→ YOUR OBJECTIVE
Extract every line from the records below that contains the word "indent".

>> Begin RECORDS FOR THE TASK

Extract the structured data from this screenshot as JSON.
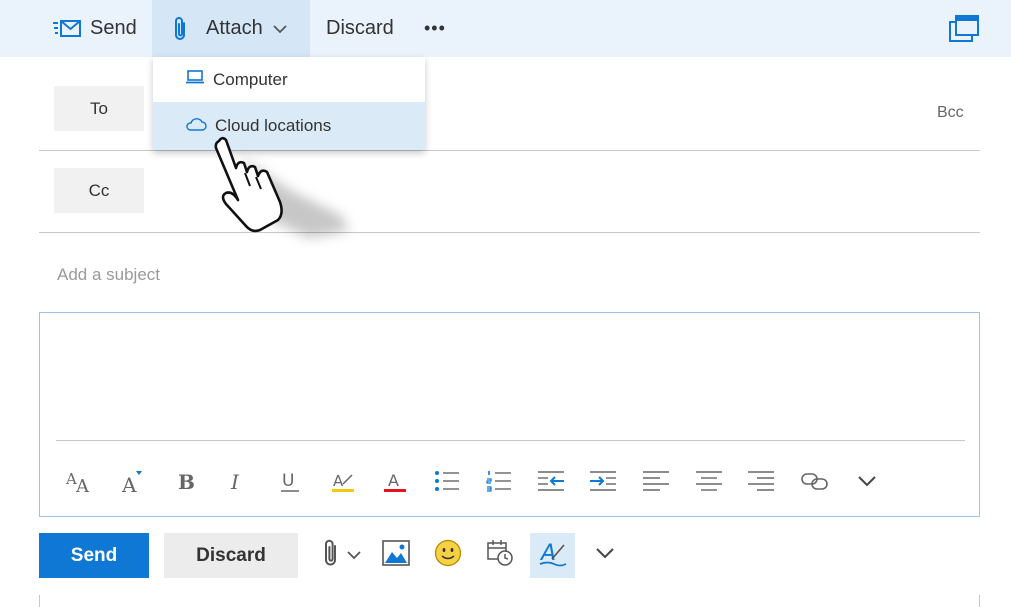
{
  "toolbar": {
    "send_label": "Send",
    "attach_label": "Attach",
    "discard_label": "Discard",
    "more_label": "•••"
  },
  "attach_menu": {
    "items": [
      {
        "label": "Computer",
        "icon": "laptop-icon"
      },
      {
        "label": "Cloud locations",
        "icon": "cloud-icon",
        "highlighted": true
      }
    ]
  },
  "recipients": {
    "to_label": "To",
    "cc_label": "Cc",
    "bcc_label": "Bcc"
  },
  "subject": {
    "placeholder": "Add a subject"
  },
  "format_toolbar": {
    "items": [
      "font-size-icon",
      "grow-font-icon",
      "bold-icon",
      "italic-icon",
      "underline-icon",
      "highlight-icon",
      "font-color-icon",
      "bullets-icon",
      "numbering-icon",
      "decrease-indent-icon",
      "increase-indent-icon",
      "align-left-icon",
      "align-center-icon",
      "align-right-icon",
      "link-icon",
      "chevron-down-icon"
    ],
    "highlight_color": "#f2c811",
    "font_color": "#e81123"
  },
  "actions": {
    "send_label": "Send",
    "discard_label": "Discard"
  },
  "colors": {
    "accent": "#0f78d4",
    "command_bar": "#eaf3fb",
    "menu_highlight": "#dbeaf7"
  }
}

>> End RECORDS FOR THE TASK

→ PROBLEM SOLUTION
      "decrease-indent-icon",
      "increase-indent-icon",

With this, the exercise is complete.